Diesbezüglich hat die Standardisierungsbehörde NIST schon Vorarbeiten 
geleistet und dem US-Kongress Mitte Februar unter Einbeziehung der 
jetzt veröffentlichten FRVT-Ergebnisse unter anderem die Empfehlung [6] 
ausgesprochen, biometrische Daten von Fingern und Gesicht in künftige 
biometrische Visa-Dokumente aufzunehmen: 

"(...) within the intelligence community, facial data is often the only 
biometric data that has been and is currently being captured. Based on 
these considerations, our measurements indicate that a dual biometric 
system including two fingerprint images and a face image may be needed 
to meet projected system requirements for verification."       

Diese Favorisierung von biometrischen Gesichtsmerkmalen und 
Fingerabdrücken dürfte sich auch auf die Bestrebungen zur Einführung 
biometrischer Ausweisdokumente in der EU auswirken. Die Kommission 
meldete [7] Mitte letzten Jahres, jedwede Entwicklung, aufgrund deren 
biometrische Daten in US-Pässen verwendet werden, aufmerksam verfolgen 
zu wollen. Verschiedene EU-Staaten, darunter auch Deutschland, haben 
nach dem 11.September 2001 bereits die gesetzlichen Grundlagen für die 
Einführung biometrischer Ausweisdokumente geschaffen.

========================

_Aufgaben zur Übung:_
[1] Fassen Sie den Text über biometrische Ausweisdokumente in zwei Sätzen zusammen.
[2] Schreiben Sie den Text über biometrische Ausweisdokumente im Anschluss an seinen letzten Satz weiter.

_Gesammeltes Material:_
========================

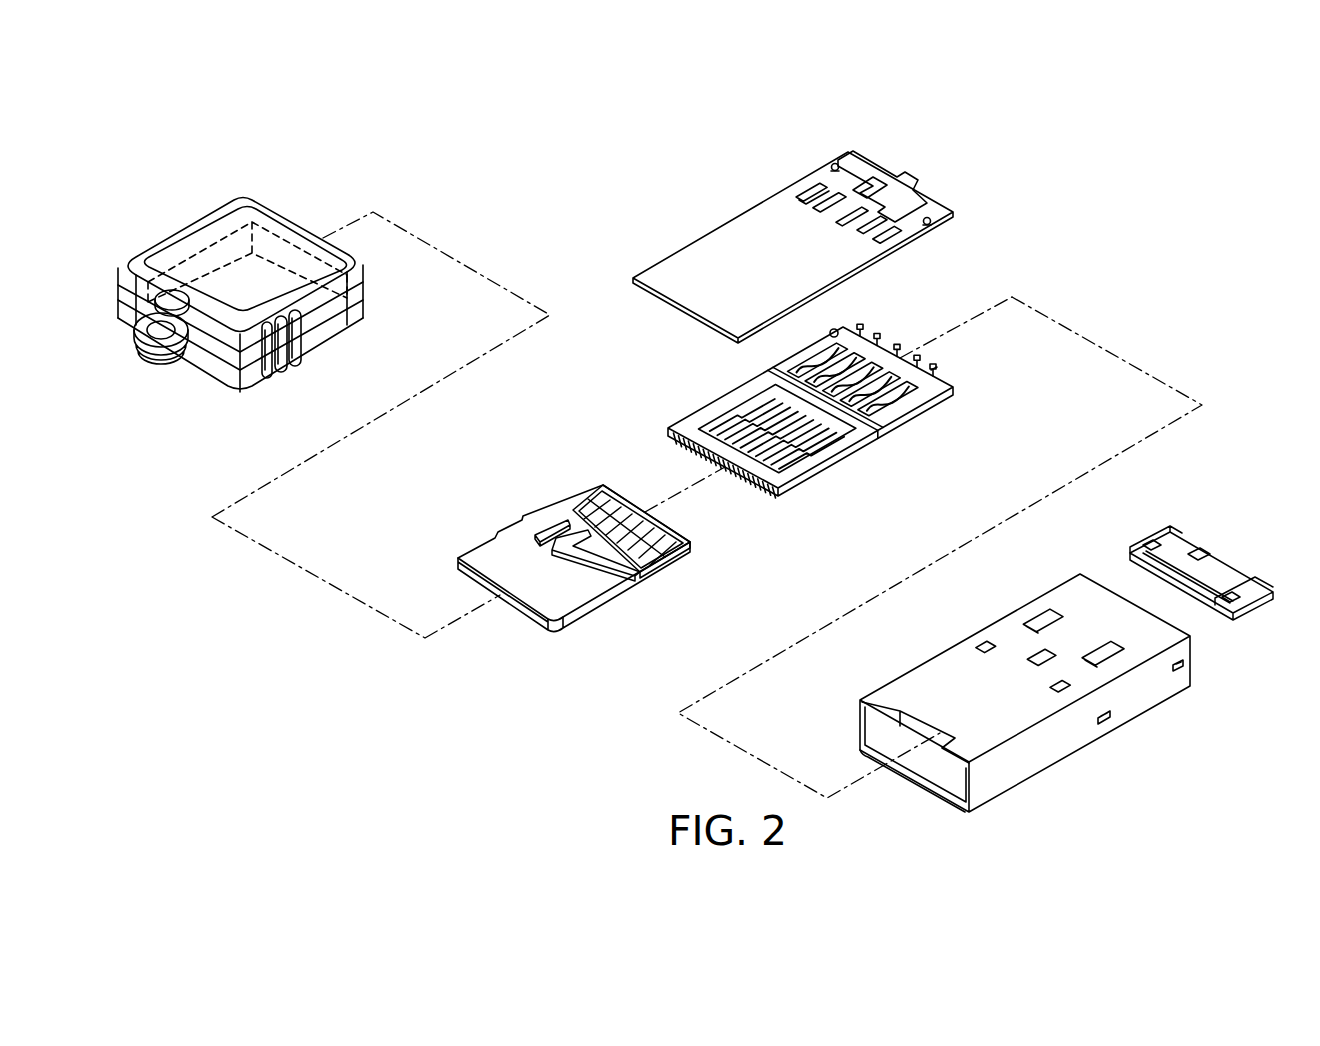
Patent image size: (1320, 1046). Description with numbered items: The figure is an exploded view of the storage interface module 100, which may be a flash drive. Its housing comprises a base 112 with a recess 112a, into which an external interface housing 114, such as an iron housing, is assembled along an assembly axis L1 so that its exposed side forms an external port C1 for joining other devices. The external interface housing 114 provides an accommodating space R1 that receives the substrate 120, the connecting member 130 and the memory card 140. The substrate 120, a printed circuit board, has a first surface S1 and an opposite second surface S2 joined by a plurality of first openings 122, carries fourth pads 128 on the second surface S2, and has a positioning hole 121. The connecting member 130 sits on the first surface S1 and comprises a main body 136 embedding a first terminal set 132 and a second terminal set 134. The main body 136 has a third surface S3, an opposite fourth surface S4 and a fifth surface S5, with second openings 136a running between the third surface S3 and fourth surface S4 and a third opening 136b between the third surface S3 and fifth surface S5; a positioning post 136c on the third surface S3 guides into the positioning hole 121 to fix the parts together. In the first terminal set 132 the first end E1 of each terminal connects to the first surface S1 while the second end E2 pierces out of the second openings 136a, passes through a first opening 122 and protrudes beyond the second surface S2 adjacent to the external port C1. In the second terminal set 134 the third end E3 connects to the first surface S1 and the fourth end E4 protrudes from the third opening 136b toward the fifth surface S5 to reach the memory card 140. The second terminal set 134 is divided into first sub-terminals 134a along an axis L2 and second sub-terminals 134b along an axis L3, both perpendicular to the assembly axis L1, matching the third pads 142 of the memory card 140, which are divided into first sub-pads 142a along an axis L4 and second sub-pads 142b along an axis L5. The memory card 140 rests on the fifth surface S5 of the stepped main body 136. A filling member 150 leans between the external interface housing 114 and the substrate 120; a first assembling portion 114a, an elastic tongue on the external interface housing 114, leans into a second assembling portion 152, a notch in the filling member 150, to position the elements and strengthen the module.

========================

_Gegebene Antworten:_
[1] Die Standardisierungsbehörde NIST hat dem US-Kongress Mitte Februar unter anderem empfohlen, biometrische Daten von Fingern und Gesicht in künftige biometrische Visa-Dokumente aufzunehmen. Diese Bevorzugung dürfte sich auch auf die Bestrebungen der EU auswirken, deren Kommission die Entwicklung in den USA aufmerksam verfolgen will und in der verschiedene Staaten, darunter Deutschland, nach dem 11. September 2001 bereits die gesetzlichen Grundlagen für biometrische Ausweisdokumente geschaffen haben.

[2]
Kein Alleingang 

Nach einer Entschließung [8] des Rates der EU haben die Mitgliedstaaten 
zudem so schnell wie möglich, spätestens jedoch zum 1. Januar 2005 
(Pässe) bzw. 1. Januar 2006 (Personalausweise) maschinenlesbare 
Dokumente nach Maßgabe der Empfehlungen [9] der ICAO [10] einzuführen, 
welche sich für die Implementierung biometrischer Gesichtsmerkmale 
ausspricht. Eine Einführung biometrischer EU-Visa nach dem Vorbild der 
USA, die Deutschlands Innenminister Schily regelmäßig anmahnt, ist nach 
derzeitiger Beschlusslage allerdings erst frühestens im Jahre 2008 
möglich. 

Innenminister Schily und "Heimatschutzminister" Ridge aus den USA 
trafen bei einer Zusammenkunft [11] Anfang Februar weitere Absprachen 
darüber, sich für international einheitliche Standards bei Kontrollen 
mit Hilfe biometrischer Verfahren einzusetzen. So soll vermieden 
werden, dass sich Staaten im Alleingang auf unterschiedliche 
Identifizierungsmerkmale in Ausweisdokumenten festlegten, was eine 
grenzüberschreitende Überprüfung sowie den Datenaustausch zwischen den 
Geheimdiensten erschweren würde. 

Anlässlich der Computermesse CeBIT, auf der sich auch in diesem Jahr 
Anbieter von computergestützten Überwachungssystemen tummelten, die in 
der staatlichen Biometrie-Nachfrage einen ertragreichen Zukunftsmarkt 
wittern, mahnte [12] Innenminister Schily noch einmal zur Geduld: "Es 
wird keinen Alleingang geben. Wir brauchen auf diesem Gebiet eine 
internationale Standardisierung." 

Einer Pressemitteilung [13] des Innenministeriums ist zu entnehmen, 
dass auf Anregung von Schily bereits im vergangenen Jahr eine 
deutsch-amerikanische Arbeitsgruppe eingesetzt worden ist, die offenbar 
dazu dienen soll, eine gemeinsame Linie beider Länder für die 
Einführung internationaler Standards für biometrische Dokumente 
auszuarbeiten. Die Einführung von Pässen und Ausweisdokumenten, die 
biometrische Merkmale enthalten, ist schließlich als globale Bescherung 
geplant.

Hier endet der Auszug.